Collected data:

^^^^^^^^^^^^^^^^

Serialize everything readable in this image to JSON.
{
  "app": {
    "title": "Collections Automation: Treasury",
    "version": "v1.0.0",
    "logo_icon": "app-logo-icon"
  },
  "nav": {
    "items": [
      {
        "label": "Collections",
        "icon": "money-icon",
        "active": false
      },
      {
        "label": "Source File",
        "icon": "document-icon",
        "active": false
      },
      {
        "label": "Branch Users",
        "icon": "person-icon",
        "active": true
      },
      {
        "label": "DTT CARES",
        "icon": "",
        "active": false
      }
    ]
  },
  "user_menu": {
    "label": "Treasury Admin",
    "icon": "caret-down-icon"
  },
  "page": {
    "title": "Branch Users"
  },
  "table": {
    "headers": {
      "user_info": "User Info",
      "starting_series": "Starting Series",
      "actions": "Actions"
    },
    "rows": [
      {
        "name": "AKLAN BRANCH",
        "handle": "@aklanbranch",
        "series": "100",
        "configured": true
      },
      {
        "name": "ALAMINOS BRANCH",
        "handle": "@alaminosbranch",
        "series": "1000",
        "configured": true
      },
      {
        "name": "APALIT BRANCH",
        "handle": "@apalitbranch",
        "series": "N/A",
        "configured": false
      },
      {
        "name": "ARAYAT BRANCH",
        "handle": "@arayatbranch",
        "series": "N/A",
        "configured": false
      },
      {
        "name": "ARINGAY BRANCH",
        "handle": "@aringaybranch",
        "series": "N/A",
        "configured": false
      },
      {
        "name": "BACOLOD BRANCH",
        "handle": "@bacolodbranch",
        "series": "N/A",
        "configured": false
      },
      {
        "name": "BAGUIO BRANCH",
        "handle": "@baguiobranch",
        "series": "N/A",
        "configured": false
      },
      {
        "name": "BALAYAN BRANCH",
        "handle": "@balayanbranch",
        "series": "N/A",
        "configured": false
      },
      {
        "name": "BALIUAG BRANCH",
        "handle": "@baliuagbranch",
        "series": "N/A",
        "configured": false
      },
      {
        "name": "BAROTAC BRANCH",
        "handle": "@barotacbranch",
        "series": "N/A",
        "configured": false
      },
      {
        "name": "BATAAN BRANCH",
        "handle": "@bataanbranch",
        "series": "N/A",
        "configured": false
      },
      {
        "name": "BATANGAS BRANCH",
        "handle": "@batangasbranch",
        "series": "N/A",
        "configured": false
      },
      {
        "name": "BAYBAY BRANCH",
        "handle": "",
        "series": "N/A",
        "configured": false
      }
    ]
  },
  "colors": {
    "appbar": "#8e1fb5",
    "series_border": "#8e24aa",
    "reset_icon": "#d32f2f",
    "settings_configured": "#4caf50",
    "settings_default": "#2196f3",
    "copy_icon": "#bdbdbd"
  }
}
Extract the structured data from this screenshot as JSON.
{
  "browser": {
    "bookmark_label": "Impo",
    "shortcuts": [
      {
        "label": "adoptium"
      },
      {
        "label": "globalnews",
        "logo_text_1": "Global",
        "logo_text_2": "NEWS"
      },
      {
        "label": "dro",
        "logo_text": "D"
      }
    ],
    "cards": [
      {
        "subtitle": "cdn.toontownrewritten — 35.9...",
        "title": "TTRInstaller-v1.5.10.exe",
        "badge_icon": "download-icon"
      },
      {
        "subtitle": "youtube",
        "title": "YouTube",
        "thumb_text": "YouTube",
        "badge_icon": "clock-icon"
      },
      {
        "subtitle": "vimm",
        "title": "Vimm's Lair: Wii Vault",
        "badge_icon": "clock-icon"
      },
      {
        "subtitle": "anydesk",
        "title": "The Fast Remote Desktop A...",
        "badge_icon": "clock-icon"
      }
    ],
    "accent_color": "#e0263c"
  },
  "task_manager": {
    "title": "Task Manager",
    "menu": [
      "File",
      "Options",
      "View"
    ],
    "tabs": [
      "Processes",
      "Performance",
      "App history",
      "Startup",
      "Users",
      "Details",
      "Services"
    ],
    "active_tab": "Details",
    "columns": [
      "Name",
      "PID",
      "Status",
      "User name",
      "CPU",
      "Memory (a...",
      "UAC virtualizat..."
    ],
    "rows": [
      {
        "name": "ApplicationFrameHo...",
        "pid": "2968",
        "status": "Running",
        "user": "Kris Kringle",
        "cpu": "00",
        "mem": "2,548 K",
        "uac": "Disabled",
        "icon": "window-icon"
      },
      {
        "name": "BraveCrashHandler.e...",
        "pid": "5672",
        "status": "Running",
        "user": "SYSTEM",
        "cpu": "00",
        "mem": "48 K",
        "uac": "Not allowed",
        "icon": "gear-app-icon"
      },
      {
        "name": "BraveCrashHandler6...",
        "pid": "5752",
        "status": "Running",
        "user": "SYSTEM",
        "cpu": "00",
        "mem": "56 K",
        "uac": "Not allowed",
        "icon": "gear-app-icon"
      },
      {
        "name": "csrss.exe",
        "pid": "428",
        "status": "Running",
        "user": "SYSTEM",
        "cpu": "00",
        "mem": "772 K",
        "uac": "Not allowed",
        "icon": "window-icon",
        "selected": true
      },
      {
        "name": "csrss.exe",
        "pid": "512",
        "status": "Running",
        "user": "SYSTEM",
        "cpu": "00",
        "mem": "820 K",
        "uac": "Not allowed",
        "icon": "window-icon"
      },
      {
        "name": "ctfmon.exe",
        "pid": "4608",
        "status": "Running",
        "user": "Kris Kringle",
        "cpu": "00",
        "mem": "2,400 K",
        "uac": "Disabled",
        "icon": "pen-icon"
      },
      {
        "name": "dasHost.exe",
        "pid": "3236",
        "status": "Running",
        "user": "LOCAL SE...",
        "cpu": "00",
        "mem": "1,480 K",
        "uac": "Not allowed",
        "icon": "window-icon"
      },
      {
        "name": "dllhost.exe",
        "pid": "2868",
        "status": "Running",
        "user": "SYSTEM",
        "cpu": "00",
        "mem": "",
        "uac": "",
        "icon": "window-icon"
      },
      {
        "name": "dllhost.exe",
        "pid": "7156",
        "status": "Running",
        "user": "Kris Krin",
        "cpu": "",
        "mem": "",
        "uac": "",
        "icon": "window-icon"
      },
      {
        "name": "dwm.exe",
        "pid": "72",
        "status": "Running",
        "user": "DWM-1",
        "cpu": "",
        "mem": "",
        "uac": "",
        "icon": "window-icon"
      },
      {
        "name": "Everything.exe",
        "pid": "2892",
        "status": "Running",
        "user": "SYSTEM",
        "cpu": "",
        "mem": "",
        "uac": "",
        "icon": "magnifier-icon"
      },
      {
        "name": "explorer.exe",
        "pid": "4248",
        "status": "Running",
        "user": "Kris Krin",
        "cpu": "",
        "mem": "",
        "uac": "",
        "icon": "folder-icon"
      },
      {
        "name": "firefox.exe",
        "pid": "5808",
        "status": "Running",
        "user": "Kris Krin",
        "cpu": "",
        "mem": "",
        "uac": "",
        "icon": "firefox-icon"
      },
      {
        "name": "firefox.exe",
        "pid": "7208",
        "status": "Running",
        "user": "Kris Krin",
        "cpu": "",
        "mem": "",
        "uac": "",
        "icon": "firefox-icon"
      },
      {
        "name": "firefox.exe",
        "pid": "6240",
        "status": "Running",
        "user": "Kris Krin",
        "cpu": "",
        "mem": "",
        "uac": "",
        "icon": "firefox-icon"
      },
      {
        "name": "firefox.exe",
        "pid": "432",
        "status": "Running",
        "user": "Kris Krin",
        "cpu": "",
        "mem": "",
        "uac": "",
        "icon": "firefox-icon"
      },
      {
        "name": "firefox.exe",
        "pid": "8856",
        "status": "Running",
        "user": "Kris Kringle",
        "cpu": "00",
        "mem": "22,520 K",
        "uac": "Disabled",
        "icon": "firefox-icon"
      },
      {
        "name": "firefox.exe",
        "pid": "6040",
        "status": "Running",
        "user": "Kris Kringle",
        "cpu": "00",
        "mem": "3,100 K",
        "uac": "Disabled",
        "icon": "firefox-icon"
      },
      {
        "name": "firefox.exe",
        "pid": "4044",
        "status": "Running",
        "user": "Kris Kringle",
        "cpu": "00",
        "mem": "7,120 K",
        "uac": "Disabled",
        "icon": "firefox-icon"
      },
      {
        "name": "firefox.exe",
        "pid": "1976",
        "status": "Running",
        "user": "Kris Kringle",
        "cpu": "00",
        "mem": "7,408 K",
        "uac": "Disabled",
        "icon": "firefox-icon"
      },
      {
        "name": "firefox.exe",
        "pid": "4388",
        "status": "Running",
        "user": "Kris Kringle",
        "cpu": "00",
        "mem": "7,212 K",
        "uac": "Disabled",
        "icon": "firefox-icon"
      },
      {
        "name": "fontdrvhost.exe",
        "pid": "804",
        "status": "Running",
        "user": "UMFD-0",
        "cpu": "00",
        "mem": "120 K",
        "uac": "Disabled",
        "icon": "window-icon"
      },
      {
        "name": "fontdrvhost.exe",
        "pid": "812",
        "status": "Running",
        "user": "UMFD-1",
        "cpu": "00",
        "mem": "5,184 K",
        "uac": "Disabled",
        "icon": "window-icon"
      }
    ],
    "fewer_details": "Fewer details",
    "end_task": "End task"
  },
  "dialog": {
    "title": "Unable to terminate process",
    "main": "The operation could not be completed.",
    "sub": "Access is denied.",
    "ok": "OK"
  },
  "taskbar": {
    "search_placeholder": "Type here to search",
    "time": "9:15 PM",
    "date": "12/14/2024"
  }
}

^^^^^^^^^^^^^^^^

- Work to complete -
Examine the entries and report how many of their lines contain the string "JSON", giving no more than the number.

- Written answer -
2